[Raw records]
━━━━━━━━━━━━━━━━━━━━

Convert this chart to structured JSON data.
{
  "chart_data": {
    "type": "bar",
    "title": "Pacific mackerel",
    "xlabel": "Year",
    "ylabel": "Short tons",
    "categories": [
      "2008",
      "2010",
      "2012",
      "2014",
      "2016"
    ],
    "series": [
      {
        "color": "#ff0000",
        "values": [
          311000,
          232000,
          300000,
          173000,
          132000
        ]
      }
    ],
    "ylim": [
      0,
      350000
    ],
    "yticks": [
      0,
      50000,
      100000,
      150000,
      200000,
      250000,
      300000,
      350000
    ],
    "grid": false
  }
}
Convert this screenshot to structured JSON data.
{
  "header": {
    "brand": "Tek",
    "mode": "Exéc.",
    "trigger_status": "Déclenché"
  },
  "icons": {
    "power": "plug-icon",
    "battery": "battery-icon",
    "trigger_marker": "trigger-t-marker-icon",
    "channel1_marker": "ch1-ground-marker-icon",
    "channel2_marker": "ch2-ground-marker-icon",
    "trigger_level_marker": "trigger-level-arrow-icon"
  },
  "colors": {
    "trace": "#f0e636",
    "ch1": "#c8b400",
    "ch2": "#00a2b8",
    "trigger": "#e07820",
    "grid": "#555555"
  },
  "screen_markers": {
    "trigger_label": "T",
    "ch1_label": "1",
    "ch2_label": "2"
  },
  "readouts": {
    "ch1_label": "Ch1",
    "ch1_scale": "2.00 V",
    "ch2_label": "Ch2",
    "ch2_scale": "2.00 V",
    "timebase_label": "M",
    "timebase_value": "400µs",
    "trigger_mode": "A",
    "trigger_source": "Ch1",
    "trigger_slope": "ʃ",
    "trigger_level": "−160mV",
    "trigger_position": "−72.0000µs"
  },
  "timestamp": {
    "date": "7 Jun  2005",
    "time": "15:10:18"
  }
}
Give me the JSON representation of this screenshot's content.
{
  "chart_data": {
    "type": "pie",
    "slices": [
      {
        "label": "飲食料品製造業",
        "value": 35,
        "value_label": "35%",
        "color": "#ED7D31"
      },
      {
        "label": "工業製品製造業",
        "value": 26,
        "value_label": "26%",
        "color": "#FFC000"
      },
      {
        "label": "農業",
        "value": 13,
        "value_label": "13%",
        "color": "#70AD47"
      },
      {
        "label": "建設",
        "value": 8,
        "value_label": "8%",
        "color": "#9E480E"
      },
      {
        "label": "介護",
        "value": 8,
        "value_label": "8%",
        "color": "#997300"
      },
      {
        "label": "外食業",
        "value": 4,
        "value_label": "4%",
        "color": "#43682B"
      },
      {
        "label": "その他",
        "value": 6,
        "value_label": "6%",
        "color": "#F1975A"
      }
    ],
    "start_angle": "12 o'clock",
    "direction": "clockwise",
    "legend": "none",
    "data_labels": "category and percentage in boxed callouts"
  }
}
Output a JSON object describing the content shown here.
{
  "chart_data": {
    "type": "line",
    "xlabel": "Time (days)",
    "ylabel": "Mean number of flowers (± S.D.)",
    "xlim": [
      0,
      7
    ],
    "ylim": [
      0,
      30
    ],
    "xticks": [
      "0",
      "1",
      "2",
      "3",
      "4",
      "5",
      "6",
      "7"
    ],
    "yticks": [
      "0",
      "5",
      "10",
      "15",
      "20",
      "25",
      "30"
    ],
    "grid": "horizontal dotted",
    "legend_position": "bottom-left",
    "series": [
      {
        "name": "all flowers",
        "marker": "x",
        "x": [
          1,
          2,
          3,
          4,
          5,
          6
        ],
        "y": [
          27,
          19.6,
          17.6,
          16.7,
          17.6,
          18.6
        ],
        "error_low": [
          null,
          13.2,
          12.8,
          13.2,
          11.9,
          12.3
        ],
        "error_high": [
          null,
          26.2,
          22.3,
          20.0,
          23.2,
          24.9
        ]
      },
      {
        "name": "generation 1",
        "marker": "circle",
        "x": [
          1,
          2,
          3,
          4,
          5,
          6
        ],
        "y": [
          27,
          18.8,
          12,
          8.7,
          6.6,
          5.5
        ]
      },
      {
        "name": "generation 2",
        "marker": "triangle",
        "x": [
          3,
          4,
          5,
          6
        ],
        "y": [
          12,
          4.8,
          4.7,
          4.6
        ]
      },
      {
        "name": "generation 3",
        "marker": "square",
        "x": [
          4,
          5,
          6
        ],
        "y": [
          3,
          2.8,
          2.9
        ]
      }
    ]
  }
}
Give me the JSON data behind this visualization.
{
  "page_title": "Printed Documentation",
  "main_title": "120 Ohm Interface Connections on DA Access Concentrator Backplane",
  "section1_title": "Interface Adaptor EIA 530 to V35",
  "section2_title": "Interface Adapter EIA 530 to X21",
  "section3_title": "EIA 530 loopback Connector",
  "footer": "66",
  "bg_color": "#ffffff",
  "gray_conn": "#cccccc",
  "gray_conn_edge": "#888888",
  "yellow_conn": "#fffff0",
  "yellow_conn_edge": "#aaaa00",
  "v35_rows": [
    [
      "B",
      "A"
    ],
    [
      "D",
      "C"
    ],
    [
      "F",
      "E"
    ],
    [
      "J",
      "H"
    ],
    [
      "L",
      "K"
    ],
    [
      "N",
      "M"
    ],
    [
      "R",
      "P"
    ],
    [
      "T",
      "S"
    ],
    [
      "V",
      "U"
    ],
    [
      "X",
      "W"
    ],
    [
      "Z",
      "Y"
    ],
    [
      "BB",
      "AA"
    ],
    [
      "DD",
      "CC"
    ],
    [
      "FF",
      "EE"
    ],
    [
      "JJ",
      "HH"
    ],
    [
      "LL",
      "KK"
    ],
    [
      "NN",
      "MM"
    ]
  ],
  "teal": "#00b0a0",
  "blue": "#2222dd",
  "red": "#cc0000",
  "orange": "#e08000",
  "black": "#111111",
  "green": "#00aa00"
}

━━━━━━━━━━━━━━━━━━━━

WORK TO BE COMPLETED: Retype the material in full. Each word must match.

ANSWER TO THE PROBLEM:
Convert this chart to structured JSON data.
{
  "chart_data": {
    "type": "bar",
    "title": "Pacific mackerel",
    "xlabel": "Year",
    "ylabel": "Short tons",
    "categories": [
      "2008",
      "2010",
      "2012",
      "2014",
      "2016"
    ],
    "series": [
      {
        "color": "#ff0000",
        "values": [
          311000,
          232000,
          300000,
          173000,
          132000
        ]
      }
    ],
    "ylim": [
      0,
      350000
    ],
    "yticks": [
      0,
      50000,
      100000,
      150000,
      200000,
      250000,
      300000,
      350000
    ],
    "grid": false
  }
}
Convert this screenshot to structured JSON data.
{
  "header": {
    "brand": "Tek",
    "mode": "Exéc.",
    "trigger_status": "Déclenché"
  },
  "icons": {
    "power": "plug-icon",
    "battery": "battery-icon",
    "trigger_marker": "trigger-t-marker-icon",
    "channel1_marker": "ch1-ground-marker-icon",
    "channel2_marker": "ch2-ground-marker-icon",
    "trigger_level_marker": "trigger-level-arrow-icon"
  },
  "colors": {
    "trace": "#f0e636",
    "ch1": "#c8b400",
    "ch2": "#00a2b8",
    "trigger": "#e07820",
    "grid": "#555555"
  },
  "screen_markers": {
    "trigger_label": "T",
    "ch1_label": "1",
    "ch2_label": "2"
  },
  "readouts": {
    "ch1_label": "Ch1",
    "ch1_scale": "2.00 V",
    "ch2_label": "Ch2",
    "ch2_scale": "2.00 V",
    "timebase_label": "M",
    "timebase_value": "400µs",
    "trigger_mode": "A",
    "trigger_source": "Ch1",
    "trigger_slope": "ʃ",
    "trigger_level": "−160mV",
    "trigger_position": "−72.0000µs"
  },
  "timestamp": {
    "date": "7 Jun  2005",
    "time": "15:10:18"
  }
}
Give me the JSON representation of this screenshot's content.
{
  "chart_data": {
    "type": "pie",
    "slices": [
      {
        "label": "飲食料品製造業",
        "value": 35,
        "value_label": "35%",
        "color": "#ED7D31"
      },
      {
        "label": "工業製品製造業",
        "value": 26,
        "value_label": "26%",
        "color": "#FFC000"
      },
      {
        "label": "農業",
        "value": 13,
        "value_label": "13%",
        "color": "#70AD47"
      },
      {
        "label": "建設",
        "value": 8,
        "value_label": "8%",
        "color": "#9E480E"
      },
      {
        "label": "介護",
        "value": 8,
        "value_label": "8%",
        "color": "#997300"
      },
      {
        "label": "外食業",
        "value": 4,
        "value_label": "4%",
        "color": "#43682B"
      },
      {
        "label": "その他",
        "value": 6,
        "value_label": "6%",
        "color": "#F1975A"
      }
    ],
    "start_angle": "12 o'clock",
    "direction": "clockwise",
    "legend": "none",
    "data_labels": "category and percentage in boxed callouts"
  }
}
Output a JSON object describing the content shown here.
{
  "chart_data": {
    "type": "line",
    "xlabel": "Time (days)",
    "ylabel": "Mean number of flowers (± S.D.)",
    "xlim": [
      0,
      7
    ],
    "ylim": [
      0,
      30
    ],
    "xticks": [
      "0",
      "1",
      "2",
      "3",
      "4",
      "5",
      "6",
      "7"
    ],
    "yticks": [
      "0",
      "5",
      "10",
      "15",
      "20",
      "25",
      "30"
    ],
    "grid": "horizontal dotted",
    "legend_position": "bottom-left",
    "series": [
      {
        "name": "all flowers",
        "marker": "x",
        "x": [
          1,
          2,
          3,
          4,
          5,
          6
        ],
        "y": [
          27,
          19.6,
          17.6,
          16.7,
          17.6,
          18.6
        ],
        "error_low": [
          null,
          13.2,
          12.8,
          13.2,
          11.9,
          12.3
        ],
        "error_high": [
          null,
          26.2,
          22.3,
          20.0,
          23.2,
          24.9
        ]
      },
      {
        "name": "generation 1",
        "marker": "circle",
        "x": [
          1,
          2,
          3,
          4,
          5,
          6
        ],
        "y": [
          27,
          18.8,
          12,
          8.7,
          6.6,
          5.5
        ]
      },
      {
        "name": "generation 2",
        "marker": "triangle",
        "x": [
          3,
          4,
          5,
          6
        ],
        "y": [
          12,
          4.8,
          4.7,
          4.6
        ]
      },
      {
        "name": "generation 3",
        "marker": "square",
        "x": [
          4,
          5,
          6
        ],
        "y": [
          3,
          2.8,
          2.9
        ]
      }
    ]
  }
}
Give me the JSON data behind this visualization.
{
  "page_title": "Printed Documentation",
  "main_title": "120 Ohm Interface Connections on DA Access Concentrator Backplane",
  "section1_title": "Interface Adaptor EIA 530 to V35",
  "section2_title": "Interface Adapter EIA 530 to X21",
  "section3_title": "EIA 530 loopback Connector",
  "footer": "66",
  "bg_color": "#ffffff",
  "gray_conn": "#cccccc",
  "gray_conn_edge": "#888888",
  "yellow_conn": "#fffff0",
  "yellow_conn_edge": "#aaaa00",
  "v35_rows": [
    [
      "B",
      "A"
    ],
    [
      "D",
      "C"
    ],
    [
      "F",
      "E"
    ],
    [
      "J",
      "H"
    ],
    [
      "L",
      "K"
    ],
    [
      "N",
      "M"
    ],
    [
      "R",
      "P"
    ],
    [
      "T",
      "S"
    ],
    [
      "V",
      "U"
    ],
    [
      "X",
      "W"
    ],
    [
      "Z",
      "Y"
    ],
    [
      "BB",
      "AA"
    ],
    [
      "DD",
      "CC"
    ],
    [
      "FF",
      "EE"
    ],
    [
      "JJ",
      "HH"
    ],
    [
      "LL",
      "KK"
    ],
    [
      "NN",
      "MM"
    ]
  ],
  "teal": "#00b0a0",
  "blue": "#2222dd",
  "red": "#cc0000",
  "orange": "#e08000",
  "black": "#111111",
  "green": "#00aa00"
}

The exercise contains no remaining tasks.